─── DATA ROWS

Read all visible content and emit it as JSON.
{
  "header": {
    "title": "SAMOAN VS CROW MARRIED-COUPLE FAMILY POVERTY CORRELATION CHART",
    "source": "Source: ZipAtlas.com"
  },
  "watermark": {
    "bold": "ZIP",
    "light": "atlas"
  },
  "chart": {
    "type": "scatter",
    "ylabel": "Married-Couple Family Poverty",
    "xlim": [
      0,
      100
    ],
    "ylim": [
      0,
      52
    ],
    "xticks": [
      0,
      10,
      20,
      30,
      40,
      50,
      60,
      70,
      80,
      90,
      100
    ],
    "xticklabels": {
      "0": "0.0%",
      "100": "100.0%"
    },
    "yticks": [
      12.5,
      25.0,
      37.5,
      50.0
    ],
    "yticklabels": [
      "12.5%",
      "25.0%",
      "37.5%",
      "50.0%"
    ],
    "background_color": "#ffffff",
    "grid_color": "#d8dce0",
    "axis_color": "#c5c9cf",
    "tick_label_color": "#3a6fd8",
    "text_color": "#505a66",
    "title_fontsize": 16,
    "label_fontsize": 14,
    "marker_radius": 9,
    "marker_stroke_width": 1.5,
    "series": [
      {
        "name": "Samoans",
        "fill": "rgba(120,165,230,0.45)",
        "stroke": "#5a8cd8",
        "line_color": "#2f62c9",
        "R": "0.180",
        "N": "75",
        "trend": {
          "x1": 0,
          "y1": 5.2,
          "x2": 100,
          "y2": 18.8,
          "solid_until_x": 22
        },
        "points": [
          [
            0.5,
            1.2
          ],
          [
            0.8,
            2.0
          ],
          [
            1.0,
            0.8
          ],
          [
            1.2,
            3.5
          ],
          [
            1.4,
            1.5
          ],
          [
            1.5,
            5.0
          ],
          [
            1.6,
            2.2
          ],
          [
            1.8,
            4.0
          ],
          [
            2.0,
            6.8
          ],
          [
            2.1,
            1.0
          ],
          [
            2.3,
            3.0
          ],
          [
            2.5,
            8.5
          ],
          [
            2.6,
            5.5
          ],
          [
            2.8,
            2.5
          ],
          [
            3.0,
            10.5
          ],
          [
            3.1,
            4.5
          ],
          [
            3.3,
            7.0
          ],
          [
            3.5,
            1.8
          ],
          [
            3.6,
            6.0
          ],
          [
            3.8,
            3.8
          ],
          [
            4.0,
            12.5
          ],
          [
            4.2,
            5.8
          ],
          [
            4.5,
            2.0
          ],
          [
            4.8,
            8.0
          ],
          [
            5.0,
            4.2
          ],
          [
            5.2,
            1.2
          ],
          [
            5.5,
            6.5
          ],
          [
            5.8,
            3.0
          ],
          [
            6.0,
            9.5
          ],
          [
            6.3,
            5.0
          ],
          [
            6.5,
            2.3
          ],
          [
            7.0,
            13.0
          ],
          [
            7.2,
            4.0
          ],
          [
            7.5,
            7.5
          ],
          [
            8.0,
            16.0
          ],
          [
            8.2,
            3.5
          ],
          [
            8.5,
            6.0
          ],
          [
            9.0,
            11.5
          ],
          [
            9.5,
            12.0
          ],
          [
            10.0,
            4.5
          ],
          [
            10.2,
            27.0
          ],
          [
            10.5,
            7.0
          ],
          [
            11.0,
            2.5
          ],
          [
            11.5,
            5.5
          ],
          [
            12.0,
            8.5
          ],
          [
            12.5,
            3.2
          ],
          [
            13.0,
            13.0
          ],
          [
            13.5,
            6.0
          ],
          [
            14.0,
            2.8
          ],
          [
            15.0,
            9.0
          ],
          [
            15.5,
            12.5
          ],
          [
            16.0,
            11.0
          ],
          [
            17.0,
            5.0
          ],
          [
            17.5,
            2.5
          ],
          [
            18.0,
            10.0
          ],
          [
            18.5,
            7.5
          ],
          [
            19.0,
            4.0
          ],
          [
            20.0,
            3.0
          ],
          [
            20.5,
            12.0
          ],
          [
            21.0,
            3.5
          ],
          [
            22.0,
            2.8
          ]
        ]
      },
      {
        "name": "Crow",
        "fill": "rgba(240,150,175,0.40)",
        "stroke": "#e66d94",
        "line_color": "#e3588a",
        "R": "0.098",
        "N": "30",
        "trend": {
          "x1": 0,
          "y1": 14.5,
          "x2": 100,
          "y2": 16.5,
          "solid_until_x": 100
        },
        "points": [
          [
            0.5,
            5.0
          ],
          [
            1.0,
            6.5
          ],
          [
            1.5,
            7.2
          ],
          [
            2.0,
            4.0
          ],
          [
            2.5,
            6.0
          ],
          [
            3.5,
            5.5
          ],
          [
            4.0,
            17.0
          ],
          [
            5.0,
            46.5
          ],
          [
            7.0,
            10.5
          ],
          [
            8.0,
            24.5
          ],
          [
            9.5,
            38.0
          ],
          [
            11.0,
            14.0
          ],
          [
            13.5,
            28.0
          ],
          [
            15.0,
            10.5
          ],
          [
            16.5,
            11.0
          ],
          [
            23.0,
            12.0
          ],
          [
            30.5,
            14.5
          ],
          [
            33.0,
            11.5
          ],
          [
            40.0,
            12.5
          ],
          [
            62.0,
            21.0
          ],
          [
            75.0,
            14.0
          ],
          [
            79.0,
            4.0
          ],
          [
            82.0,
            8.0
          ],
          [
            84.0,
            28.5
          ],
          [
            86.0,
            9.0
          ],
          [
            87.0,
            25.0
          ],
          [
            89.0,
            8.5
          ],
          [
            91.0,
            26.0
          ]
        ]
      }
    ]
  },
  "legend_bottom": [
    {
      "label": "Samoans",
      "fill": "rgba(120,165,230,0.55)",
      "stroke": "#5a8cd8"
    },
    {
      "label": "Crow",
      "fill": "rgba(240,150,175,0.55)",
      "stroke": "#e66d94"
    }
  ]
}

──────

▶ **WHAT IS NEEDED**: Output the full listing without altering anything.

▶ **WORKED ANSWER**:
Read all visible content and emit it as JSON.
{
  "header": {
    "title": "SAMOAN VS CROW MARRIED-COUPLE FAMILY POVERTY CORRELATION CHART",
    "source": "Source: ZipAtlas.com"
  },
  "watermark": {
    "bold": "ZIP",
    "light": "atlas"
  },
  "chart": {
    "type": "scatter",
    "ylabel": "Married-Couple Family Poverty",
    "xlim": [
      0,
      100
    ],
    "ylim": [
      0,
      52
    ],
    "xticks": [
      0,
      10,
      20,
      30,
      40,
      50,
      60,
      70,
      80,
      90,
      100
    ],
    "xticklabels": {
      "0": "0.0%",
      "100": "100.0%"
    },
    "yticks": [
      12.5,
      25.0,
      37.5,
      50.0
    ],
    "yticklabels": [
      "12.5%",
      "25.0%",
      "37.5%",
      "50.0%"
    ],
    "background_color": "#ffffff",
    "grid_color": "#d8dce0",
    "axis_color": "#c5c9cf",
    "tick_label_color": "#3a6fd8",
    "text_color": "#505a66",
    "title_fontsize": 16,
    "label_fontsize": 14,
    "marker_radius": 9,
    "marker_stroke_width": 1.5,
    "series": [
      {
        "name": "Samoans",
        "fill": "rgba(120,165,230,0.45)",
        "stroke": "#5a8cd8",
        "line_color": "#2f62c9",
        "R": "0.180",
        "N": "75",
        "trend": {
          "x1": 0,
          "y1": 5.2,
          "x2": 100,
          "y2": 18.8,
          "solid_until_x": 22
        },
        "points": [
          [
            0.5,
            1.2
          ],
          [
            0.8,
            2.0
          ],
          [
            1.0,
            0.8
          ],
          [
            1.2,
            3.5
          ],
          [
            1.4,
            1.5
          ],
          [
            1.5,
            5.0
          ],
          [
            1.6,
            2.2
          ],
          [
            1.8,
            4.0
          ],
          [
            2.0,
            6.8
          ],
          [
            2.1,
            1.0
          ],
          [
            2.3,
            3.0
          ],
          [
            2.5,
            8.5
          ],
          [
            2.6,
            5.5
          ],
          [
            2.8,
            2.5
          ],
          [
            3.0,
            10.5
          ],
          [
            3.1,
            4.5
          ],
          [
            3.3,
            7.0
          ],
          [
            3.5,
            1.8
          ],
          [
            3.6,
            6.0
          ],
          [
            3.8,
            3.8
          ],
          [
            4.0,
            12.5
          ],
          [
            4.2,
            5.8
          ],
          [
            4.5,
            2.0
          ],
          [
            4.8,
            8.0
          ],
          [
            5.0,
            4.2
          ],
          [
            5.2,
            1.2
          ],
          [
            5.5,
            6.5
          ],
          [
            5.8,
            3.0
          ],
          [
            6.0,
            9.5
          ],
          [
            6.3,
            5.0
          ],
          [
            6.5,
            2.3
          ],
          [
            7.0,
            13.0
          ],
          [
            7.2,
            4.0
          ],
          [
            7.5,
            7.5
          ],
          [
            8.0,
            16.0
          ],
          [
            8.2,
            3.5
          ],
          [
            8.5,
            6.0
          ],
          [
            9.0,
            11.5
          ],
          [
            9.5,
            12.0
          ],
          [
            10.0,
            4.5
          ],
          [
            10.2,
            27.0
          ],
          [
            10.5,
            7.0
          ],
          [
            11.0,
            2.5
          ],
          [
            11.5,
            5.5
          ],
          [
            12.0,
            8.5
          ],
          [
            12.5,
            3.2
          ],
          [
            13.0,
            13.0
          ],
          [
            13.5,
            6.0
          ],
          [
            14.0,
            2.8
          ],
          [
            15.0,
            9.0
          ],
          [
            15.5,
            12.5
          ],
          [
            16.0,
            11.0
          ],
          [
            17.0,
            5.0
          ],
          [
            17.5,
            2.5
          ],
          [
            18.0,
            10.0
          ],
          [
            18.5,
            7.5
          ],
          [
            19.0,
            4.0
          ],
          [
            20.0,
            3.0
          ],
          [
            20.5,
            12.0
          ],
          [
            21.0,
            3.5
          ],
          [
            22.0,
            2.8
          ]
        ]
      },
      {
        "name": "Crow",
        "fill": "rgba(240,150,175,0.40)",
        "stroke": "#e66d94",
        "line_color": "#e3588a",
        "R": "0.098",
        "N": "30",
        "trend": {
          "x1": 0,
          "y1": 14.5,
          "x2": 100,
          "y2": 16.5,
          "solid_until_x": 100
        },
        "points": [
          [
            0.5,
            5.0
          ],
          [
            1.0,
            6.5
          ],
          [
            1.5,
            7.2
          ],
          [
            2.0,
            4.0
          ],
          [
            2.5,
            6.0
          ],
          [
            3.5,
            5.5
          ],
          [
            4.0,
            17.0
          ],
          [
            5.0,
            46.5
          ],
          [
            7.0,
            10.5
          ],
          [
            8.0,
            24.5
          ],
          [
            9.5,
            38.0
          ],
          [
            11.0,
            14.0
          ],
          [
            13.5,
            28.0
          ],
          [
            15.0,
            10.5
          ],
          [
            16.5,
            11.0
          ],
          [
            23.0,
            12.0
          ],
          [
            30.5,
            14.5
          ],
          [
            33.0,
            11.5
          ],
          [
            40.0,
            12.5
          ],
          [
            62.0,
            21.0
          ],
          [
            75.0,
            14.0
          ],
          [
            79.0,
            4.0
          ],
          [
            82.0,
            8.0
          ],
          [
            84.0,
            28.5
          ],
          [
            86.0,
            9.0
          ],
          [
            87.0,
            25.0
          ],
          [
            89.0,
            8.5
          ],
          [
            91.0,
            26.0
          ]
        ]
      }
    ]
  },
  "legend_bottom": [
    {
      "label": "Samoans",
      "fill": "rgba(120,165,230,0.55)",
      "stroke": "#5a8cd8"
    },
    {
      "label": "Crow",
      "fill": "rgba(240,150,175,0.55)",
      "stroke": "#e66d94"
    }
  ]
}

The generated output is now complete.